Material provided:
** Start **

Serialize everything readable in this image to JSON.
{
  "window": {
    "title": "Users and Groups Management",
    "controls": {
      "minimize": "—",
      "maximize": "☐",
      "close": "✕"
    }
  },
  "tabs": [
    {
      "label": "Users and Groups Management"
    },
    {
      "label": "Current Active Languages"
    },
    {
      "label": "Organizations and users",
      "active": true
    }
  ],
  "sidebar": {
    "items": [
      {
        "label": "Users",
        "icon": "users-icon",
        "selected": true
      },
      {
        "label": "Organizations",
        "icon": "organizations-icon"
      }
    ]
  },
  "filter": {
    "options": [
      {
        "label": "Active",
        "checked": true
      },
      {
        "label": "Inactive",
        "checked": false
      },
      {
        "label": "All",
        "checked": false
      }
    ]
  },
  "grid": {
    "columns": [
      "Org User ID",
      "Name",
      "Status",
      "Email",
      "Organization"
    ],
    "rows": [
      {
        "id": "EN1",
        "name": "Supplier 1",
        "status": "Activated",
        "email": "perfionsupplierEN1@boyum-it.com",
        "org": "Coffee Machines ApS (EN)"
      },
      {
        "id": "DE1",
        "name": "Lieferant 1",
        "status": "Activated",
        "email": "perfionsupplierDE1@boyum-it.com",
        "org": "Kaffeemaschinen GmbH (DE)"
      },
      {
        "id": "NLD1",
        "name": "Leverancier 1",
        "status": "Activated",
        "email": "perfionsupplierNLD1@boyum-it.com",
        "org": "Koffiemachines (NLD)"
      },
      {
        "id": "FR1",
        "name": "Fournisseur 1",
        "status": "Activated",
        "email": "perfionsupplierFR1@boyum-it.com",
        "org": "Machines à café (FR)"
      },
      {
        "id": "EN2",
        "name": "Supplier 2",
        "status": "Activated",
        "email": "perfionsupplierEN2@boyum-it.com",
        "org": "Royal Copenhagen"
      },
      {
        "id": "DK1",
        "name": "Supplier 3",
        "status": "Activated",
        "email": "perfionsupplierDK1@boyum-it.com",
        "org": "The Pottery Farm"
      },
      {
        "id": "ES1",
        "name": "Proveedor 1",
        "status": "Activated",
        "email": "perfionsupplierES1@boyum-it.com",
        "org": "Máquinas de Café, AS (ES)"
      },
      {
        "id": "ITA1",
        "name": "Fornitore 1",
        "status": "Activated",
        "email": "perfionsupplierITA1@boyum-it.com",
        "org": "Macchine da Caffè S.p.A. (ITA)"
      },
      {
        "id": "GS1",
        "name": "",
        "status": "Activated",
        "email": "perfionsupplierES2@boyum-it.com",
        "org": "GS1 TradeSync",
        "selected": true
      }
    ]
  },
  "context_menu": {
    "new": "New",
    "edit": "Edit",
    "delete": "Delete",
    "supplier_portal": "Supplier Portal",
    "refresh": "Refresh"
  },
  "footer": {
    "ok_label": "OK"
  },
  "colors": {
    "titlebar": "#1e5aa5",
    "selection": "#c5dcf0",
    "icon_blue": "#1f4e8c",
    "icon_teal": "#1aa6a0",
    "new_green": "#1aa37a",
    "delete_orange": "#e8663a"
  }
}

** End **

Objective: Within the data above, pick out all lines holding the word "true".

Output:
      "active": true
        "selected": true
        "checked": true
        "selected": true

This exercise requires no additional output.